▸ EXERCISE
Can you copy the lines verbatim, from the line with "note-gem [80,1904,87,1912]" to the line with "note-gem [239,841,246,849]", both included?

▸ ENTRIES SUPPLIED

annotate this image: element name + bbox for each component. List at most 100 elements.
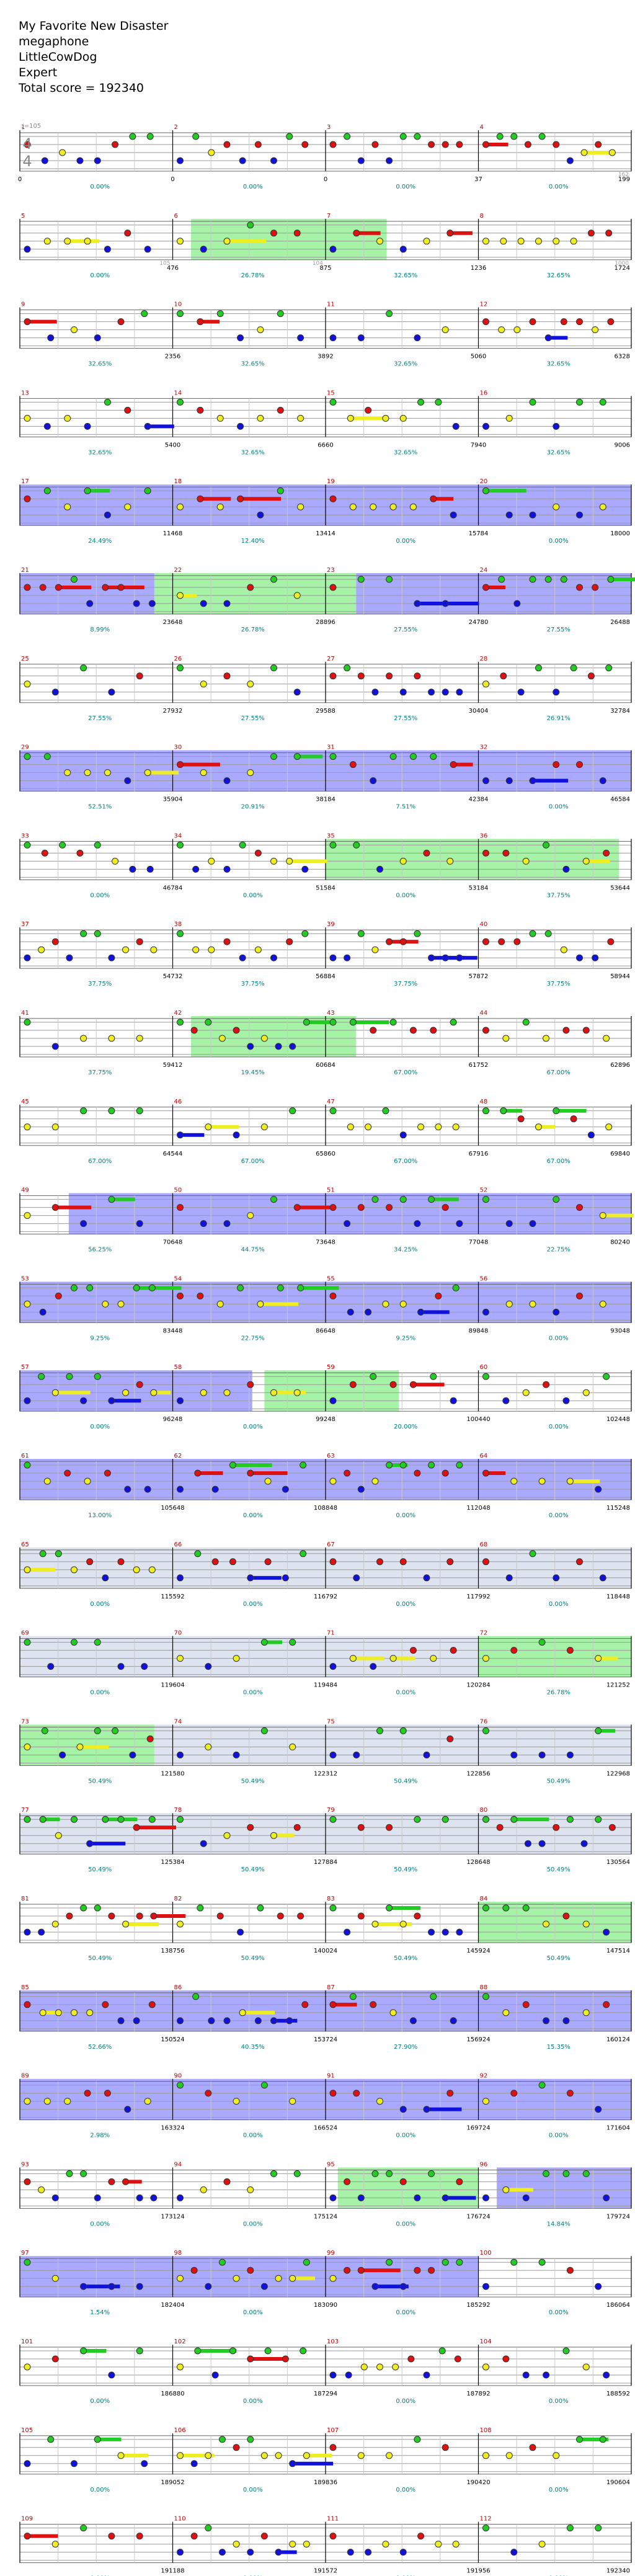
note-gem [80,1904,87,1912]
measure-number: 80 [480,1807,488,1814]
overdrive-percent: 37.75% [88,1069,112,1076]
note-gem [293,753,301,760]
sustain-bar [123,2180,142,2184]
note-gem [560,946,567,953]
note-gem [177,1920,184,1928]
measure-number: 14 [174,390,182,396]
note-gem [51,938,59,945]
note-gem [194,2347,202,2355]
note-gem [94,1727,101,1734]
note-gem [144,2098,151,2105]
measure-score: 127884 [314,1859,337,1866]
note-gem [197,318,204,326]
measure-score: 96248 [163,1416,183,1423]
note-gem [300,1550,307,1558]
measure-score: 46784 [163,885,183,891]
note-gem [543,2371,550,2379]
note-gem [208,2017,215,2025]
sustain-bar [530,778,569,783]
note-gem [344,1220,351,1228]
measure-score: 80240 [610,1239,630,1246]
measure-score: 11468 [163,530,183,537]
note-gem [124,2106,131,2113]
note-gem [357,157,365,164]
note-gem [205,2525,212,2532]
note-gem [117,2452,125,2459]
note-gem [582,1389,590,1396]
note-gem [24,2533,31,2540]
phrase-marker: 105 [159,261,170,267]
overdrive-percent: 9.25% [396,1335,415,1342]
note-gem [301,865,309,873]
phrase-marker: 162 [618,172,629,178]
note-gem [41,849,48,857]
note-gem [399,2178,407,2185]
note-gem [297,503,304,510]
measure-score: 175124 [314,2213,337,2220]
note-gem [349,1993,357,2000]
note-gem [502,2186,510,2193]
note-gem [177,2549,184,2556]
measure-number: 32 [480,744,488,751]
note-gem [353,1574,360,1582]
note-gem [510,2090,518,2097]
note-gem [47,1663,55,1670]
measure-number: 11 [327,301,335,308]
sustain-bar [177,762,220,767]
measure-score: 27932 [163,708,183,715]
measure-number: 85 [21,1984,29,1991]
note-gem [247,2436,254,2443]
note-gem [41,157,48,164]
note-gem [86,600,94,607]
note-gem [360,2363,368,2371]
note-gem [344,2178,351,2185]
note-gem [136,672,143,680]
note-gem [233,1751,240,1758]
note-gem [38,1373,45,1380]
note-gem [529,930,536,937]
note-gem [592,326,599,334]
note-gem [64,414,71,422]
note-gem [595,2283,602,2290]
note-gem [277,487,284,494]
note-gem [442,1928,449,1936]
note-gem [39,1816,47,1823]
note-gem [38,1928,45,1936]
measure-number: 35 [327,832,335,839]
note-gem [414,930,421,937]
note-gem [595,1486,602,1493]
note-gem [254,141,262,148]
note-gem [112,141,119,148]
note-gem [553,2452,560,2459]
note-gem [522,1904,530,1912]
measure-number: 86 [174,1984,182,1991]
note-gem [239,841,246,849]
note-gem [270,753,277,760]
note-gem [399,246,407,253]
note-gem [582,2170,590,2177]
measure-score: 61752 [469,1062,489,1069]
note-gem [293,592,301,599]
measure-score: 37 [474,176,482,183]
note-gem [482,777,489,785]
note-gem [529,511,536,519]
note-gem [376,1558,383,1566]
note-gem [208,946,215,953]
note-gem [529,398,536,406]
note-gem [275,1043,282,1050]
overdrive-percent: 7.51% [396,804,415,811]
note-gem [423,2106,430,2113]
note-gem [254,946,262,953]
note-gem [560,576,567,583]
note-gem [414,672,421,680]
note-gem [522,2371,530,2379]
note-gem [282,2355,289,2363]
measure-score: 115248 [606,1505,630,1512]
note-gem [275,2275,282,2282]
note-gem [365,406,372,414]
measure-score: 0 [171,176,174,183]
note-gem [233,2444,240,2451]
note-gem [136,938,143,945]
note-gem [329,1816,337,1823]
sustain-bar [64,239,100,243]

▸ OUTPUT FOR THIS EXERCISE
note-gem [80,1904,87,1912]
measure-number: 80 [480,1807,488,1814]
overdrive-percent: 37.75% [88,1069,112,1076]
note-gem [293,753,301,760]
sustain-bar [123,2180,142,2184]
note-gem [560,946,567,953]
note-gem [177,1920,184,1928]
measure-number: 14 [174,390,182,396]
note-gem [51,938,59,945]
note-gem [194,2347,202,2355]
note-gem [94,1727,101,1734]
note-gem [144,2098,151,2105]
measure-score: 127884 [314,1859,337,1866]
note-gem [197,318,204,326]
measure-score: 96248 [163,1416,183,1423]
note-gem [300,1550,307,1558]
measure-score: 46784 [163,885,183,891]
note-gem [543,2371,550,2379]
note-gem [208,2017,215,2025]
sustain-bar [530,778,569,783]
note-gem [344,1220,351,1228]
measure-score: 80240 [610,1239,630,1246]
measure-score: 11468 [163,530,183,537]
note-gem [124,2106,131,2113]
note-gem [357,157,365,164]
note-gem [205,2525,212,2532]
note-gem [117,2452,125,2459]
note-gem [582,1389,590,1396]
note-gem [24,2533,31,2540]
phrase-marker: 105 [159,261,170,267]
overdrive-percent: 9.25% [396,1335,415,1342]
note-gem [301,865,309,873]
phrase-marker: 162 [618,172,629,178]
note-gem [41,849,48,857]
note-gem [399,2178,407,2185]
note-gem [297,503,304,510]
measure-score: 175124 [314,2213,337,2220]
note-gem [349,1993,357,2000]
note-gem [502,2186,510,2193]
note-gem [177,2549,184,2556]
measure-number: 32 [480,744,488,751]
note-gem [353,1574,360,1582]
note-gem [510,2090,518,2097]
note-gem [47,1663,55,1670]
measure-number: 11 [327,301,335,308]
sustain-bar [177,762,220,767]
measure-score: 27932 [163,708,183,715]
measure-number: 85 [21,1984,29,1991]
note-gem [247,2436,254,2443]
note-gem [41,157,48,164]
note-gem [86,600,94,607]
note-gem [360,2363,368,2371]
note-gem [344,2178,351,2185]
note-gem [136,672,143,680]
note-gem [233,1751,240,1758]
note-gem [38,1373,45,1380]
note-gem [529,930,536,937]
note-gem [592,326,599,334]
note-gem [64,414,71,422]
note-gem [595,2283,602,2290]
note-gem [277,487,284,494]
note-gem [442,1928,449,1936]
note-gem [39,1816,47,1823]
note-gem [38,1928,45,1936]
measure-number: 35 [327,832,335,839]
note-gem [414,930,421,937]
note-gem [595,1486,602,1493]
note-gem [254,141,262,148]
note-gem [112,141,119,148]
note-gem [553,2452,560,2459]
note-gem [522,1904,530,1912]
measure-number: 86 [174,1984,182,1991]
note-gem [239,841,246,849]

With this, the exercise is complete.